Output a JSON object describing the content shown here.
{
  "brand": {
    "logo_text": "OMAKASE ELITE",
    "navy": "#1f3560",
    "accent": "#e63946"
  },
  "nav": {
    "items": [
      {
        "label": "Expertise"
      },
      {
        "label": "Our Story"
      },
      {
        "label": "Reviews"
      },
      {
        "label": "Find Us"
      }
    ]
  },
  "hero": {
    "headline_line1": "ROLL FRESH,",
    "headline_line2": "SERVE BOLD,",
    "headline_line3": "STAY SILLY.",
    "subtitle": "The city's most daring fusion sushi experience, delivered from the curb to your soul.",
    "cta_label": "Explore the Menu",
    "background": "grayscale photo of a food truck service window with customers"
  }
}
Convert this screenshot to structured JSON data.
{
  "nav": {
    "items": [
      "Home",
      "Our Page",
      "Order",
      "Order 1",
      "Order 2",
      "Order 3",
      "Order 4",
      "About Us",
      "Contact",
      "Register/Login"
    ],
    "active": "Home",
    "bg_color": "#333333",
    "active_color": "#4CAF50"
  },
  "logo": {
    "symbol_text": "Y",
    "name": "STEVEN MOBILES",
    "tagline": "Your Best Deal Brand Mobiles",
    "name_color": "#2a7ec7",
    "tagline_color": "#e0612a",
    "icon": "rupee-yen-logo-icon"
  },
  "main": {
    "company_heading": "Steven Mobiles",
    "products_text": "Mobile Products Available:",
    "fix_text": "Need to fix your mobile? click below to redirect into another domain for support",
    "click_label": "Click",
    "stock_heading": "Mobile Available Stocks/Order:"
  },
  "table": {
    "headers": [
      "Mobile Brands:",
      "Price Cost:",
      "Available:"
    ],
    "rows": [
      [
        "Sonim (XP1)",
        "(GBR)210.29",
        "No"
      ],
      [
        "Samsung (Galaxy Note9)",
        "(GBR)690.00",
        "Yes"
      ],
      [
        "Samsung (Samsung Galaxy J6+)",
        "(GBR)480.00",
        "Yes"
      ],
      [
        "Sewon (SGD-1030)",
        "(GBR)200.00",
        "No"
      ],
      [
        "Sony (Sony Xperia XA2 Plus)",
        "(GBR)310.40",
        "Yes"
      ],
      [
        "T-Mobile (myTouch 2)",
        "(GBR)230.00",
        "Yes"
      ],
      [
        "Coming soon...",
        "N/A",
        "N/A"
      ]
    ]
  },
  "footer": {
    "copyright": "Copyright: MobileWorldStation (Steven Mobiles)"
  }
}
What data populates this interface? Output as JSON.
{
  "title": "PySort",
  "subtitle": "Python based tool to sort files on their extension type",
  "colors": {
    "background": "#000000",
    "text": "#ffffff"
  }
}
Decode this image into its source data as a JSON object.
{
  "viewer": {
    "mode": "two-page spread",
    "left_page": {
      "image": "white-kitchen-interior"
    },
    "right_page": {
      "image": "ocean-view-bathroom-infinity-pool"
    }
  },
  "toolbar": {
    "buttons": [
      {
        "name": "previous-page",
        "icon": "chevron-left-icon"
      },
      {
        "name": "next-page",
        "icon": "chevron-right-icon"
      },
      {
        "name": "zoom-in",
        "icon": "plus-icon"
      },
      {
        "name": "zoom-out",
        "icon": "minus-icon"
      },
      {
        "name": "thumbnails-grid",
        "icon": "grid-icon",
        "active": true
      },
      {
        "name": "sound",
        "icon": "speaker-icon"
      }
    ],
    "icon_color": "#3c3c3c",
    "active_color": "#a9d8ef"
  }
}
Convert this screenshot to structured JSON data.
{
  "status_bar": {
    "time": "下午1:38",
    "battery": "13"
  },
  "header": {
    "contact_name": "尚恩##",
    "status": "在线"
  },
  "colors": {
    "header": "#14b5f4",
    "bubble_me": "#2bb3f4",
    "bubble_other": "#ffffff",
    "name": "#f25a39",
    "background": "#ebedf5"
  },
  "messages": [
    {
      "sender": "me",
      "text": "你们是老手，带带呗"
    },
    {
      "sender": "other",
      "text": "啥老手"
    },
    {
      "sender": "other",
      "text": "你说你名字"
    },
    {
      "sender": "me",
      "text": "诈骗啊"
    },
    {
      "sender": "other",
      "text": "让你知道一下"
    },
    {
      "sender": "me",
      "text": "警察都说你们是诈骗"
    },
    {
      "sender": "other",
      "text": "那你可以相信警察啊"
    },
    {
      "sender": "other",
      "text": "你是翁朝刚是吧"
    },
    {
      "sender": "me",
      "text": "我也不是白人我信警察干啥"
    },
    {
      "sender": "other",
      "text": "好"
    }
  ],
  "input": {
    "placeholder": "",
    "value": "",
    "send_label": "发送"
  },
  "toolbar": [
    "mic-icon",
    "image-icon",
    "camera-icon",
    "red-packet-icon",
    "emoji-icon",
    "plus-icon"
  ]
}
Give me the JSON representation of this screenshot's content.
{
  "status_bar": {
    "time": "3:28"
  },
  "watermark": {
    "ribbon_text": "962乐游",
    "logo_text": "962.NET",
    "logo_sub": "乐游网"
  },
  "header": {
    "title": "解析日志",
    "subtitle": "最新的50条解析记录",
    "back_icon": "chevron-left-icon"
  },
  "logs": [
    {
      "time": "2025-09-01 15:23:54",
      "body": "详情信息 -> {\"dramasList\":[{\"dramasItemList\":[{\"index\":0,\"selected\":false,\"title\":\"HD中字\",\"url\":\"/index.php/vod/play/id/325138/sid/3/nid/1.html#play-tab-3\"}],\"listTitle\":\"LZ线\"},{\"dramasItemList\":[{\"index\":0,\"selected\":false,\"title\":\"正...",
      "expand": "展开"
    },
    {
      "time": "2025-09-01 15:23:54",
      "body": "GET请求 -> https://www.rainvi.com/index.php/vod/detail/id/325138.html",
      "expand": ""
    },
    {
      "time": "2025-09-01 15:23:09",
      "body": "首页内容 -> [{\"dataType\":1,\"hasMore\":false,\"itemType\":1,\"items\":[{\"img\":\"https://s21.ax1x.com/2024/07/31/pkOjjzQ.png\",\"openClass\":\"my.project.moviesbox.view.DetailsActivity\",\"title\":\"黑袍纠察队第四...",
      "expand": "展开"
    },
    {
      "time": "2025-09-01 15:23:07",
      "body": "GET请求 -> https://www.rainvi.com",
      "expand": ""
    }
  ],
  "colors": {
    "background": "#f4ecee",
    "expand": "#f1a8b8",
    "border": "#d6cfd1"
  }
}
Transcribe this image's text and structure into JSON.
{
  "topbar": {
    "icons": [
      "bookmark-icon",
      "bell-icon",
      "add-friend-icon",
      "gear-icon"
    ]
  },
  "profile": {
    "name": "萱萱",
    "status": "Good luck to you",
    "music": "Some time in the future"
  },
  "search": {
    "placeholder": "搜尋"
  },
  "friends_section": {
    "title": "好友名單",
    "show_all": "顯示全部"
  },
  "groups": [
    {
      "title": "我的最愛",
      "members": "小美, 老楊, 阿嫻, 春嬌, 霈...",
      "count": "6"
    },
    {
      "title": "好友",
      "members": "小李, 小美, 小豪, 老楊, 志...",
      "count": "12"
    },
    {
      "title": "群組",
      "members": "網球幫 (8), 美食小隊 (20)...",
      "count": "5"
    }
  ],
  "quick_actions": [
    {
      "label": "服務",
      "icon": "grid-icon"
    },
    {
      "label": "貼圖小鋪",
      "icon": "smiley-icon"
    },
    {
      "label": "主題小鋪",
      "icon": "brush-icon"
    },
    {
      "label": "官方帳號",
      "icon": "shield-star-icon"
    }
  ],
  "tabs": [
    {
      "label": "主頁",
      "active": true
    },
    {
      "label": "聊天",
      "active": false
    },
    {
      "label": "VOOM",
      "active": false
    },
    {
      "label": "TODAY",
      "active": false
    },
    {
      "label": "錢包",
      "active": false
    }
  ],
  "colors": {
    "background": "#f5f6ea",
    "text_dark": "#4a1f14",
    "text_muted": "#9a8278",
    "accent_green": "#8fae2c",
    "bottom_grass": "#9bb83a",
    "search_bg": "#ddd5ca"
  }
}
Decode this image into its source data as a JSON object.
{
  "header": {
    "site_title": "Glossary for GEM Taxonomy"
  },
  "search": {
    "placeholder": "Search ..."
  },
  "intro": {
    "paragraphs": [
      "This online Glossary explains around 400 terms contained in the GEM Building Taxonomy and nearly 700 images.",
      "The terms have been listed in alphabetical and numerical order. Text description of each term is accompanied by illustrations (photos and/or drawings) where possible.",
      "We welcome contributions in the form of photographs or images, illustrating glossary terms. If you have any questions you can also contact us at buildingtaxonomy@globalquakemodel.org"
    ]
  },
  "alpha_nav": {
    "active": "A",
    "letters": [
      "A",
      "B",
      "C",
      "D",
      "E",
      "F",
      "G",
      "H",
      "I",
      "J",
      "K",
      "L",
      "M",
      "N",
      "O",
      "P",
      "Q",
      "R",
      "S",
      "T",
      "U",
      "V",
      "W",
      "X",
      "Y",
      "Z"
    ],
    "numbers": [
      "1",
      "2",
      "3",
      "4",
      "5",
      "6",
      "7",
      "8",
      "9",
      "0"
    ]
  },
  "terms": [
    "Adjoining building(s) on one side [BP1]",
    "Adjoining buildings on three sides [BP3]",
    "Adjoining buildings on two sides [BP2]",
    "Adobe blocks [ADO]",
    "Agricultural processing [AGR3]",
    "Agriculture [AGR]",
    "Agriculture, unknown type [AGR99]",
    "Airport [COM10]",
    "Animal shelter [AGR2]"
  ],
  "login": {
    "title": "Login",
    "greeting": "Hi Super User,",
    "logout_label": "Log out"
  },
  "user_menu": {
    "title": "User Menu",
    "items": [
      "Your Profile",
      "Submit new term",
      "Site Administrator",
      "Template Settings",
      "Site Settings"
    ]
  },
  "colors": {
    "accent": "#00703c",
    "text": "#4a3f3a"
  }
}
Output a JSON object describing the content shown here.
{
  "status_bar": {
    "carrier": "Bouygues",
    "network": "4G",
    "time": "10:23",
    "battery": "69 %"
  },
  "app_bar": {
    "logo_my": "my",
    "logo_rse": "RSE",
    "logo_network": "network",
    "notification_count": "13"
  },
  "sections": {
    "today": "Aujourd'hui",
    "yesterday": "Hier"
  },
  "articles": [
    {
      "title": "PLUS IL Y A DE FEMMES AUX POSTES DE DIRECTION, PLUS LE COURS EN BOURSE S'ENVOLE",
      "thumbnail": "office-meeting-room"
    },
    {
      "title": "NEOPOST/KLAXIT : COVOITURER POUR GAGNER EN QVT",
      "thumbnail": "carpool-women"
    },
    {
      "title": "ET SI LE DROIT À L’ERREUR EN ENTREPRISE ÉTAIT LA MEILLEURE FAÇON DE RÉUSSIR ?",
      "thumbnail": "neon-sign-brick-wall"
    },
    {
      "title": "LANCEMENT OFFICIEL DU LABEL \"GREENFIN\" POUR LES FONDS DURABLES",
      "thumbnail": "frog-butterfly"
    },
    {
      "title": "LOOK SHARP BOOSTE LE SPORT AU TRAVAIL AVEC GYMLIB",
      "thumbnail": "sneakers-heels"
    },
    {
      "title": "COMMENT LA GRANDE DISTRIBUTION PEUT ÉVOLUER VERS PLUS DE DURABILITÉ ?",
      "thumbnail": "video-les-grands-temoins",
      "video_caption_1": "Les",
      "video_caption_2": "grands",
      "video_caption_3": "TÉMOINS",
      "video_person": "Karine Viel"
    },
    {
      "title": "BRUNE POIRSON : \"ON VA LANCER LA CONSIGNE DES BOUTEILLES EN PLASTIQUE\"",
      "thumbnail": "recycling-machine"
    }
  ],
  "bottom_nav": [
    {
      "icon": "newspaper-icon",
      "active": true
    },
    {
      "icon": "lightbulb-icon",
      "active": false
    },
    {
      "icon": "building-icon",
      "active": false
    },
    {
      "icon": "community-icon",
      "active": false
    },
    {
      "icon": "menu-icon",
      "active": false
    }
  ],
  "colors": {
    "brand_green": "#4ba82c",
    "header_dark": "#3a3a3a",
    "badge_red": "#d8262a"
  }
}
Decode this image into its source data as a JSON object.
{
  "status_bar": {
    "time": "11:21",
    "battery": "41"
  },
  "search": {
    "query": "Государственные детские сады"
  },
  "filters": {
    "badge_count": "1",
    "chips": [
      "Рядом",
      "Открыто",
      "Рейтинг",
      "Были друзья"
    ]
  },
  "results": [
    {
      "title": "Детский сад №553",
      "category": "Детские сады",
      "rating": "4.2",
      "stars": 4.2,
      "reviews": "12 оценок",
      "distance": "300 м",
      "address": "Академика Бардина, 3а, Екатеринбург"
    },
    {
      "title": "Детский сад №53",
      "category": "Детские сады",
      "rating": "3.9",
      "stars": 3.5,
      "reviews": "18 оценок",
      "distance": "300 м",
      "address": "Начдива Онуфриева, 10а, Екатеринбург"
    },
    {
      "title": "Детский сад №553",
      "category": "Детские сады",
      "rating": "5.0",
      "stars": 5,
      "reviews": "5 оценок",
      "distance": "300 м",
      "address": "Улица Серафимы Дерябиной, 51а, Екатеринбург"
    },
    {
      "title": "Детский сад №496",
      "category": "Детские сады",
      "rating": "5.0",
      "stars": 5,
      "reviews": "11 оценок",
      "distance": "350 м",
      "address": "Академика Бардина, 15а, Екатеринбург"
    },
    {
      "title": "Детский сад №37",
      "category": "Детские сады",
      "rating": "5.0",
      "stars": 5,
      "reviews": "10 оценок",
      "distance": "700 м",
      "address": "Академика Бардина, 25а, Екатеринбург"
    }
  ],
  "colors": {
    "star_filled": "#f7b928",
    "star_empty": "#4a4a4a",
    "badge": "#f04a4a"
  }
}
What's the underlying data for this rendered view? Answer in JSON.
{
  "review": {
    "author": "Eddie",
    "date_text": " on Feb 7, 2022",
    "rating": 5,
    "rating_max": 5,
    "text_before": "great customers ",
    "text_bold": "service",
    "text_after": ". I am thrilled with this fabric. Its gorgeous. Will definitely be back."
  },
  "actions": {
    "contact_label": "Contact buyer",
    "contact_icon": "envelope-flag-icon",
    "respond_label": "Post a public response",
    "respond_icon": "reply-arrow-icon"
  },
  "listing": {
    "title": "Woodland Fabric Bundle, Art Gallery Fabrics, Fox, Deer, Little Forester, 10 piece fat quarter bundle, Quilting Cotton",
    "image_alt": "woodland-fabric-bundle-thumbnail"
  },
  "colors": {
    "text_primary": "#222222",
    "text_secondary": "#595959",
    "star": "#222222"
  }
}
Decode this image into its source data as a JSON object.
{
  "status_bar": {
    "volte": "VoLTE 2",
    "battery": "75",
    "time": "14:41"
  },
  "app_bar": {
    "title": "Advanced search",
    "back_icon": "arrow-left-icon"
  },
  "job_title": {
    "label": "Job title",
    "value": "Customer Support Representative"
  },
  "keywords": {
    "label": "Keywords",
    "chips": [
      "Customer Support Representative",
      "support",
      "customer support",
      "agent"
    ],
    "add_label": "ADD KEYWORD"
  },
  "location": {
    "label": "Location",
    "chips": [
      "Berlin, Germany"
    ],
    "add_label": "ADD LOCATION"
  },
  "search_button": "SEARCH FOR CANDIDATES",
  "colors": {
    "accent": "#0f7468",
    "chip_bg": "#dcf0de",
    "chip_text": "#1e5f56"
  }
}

+++++

Reproduce every line of the listing above in which the string "with" appears.

* _Result of the exercise_
    "background": "grayscale photo of a food truck service window with customers"
    "text_after": ". I am thrilled with this fabric. Its gorgeous. Will definitely be back."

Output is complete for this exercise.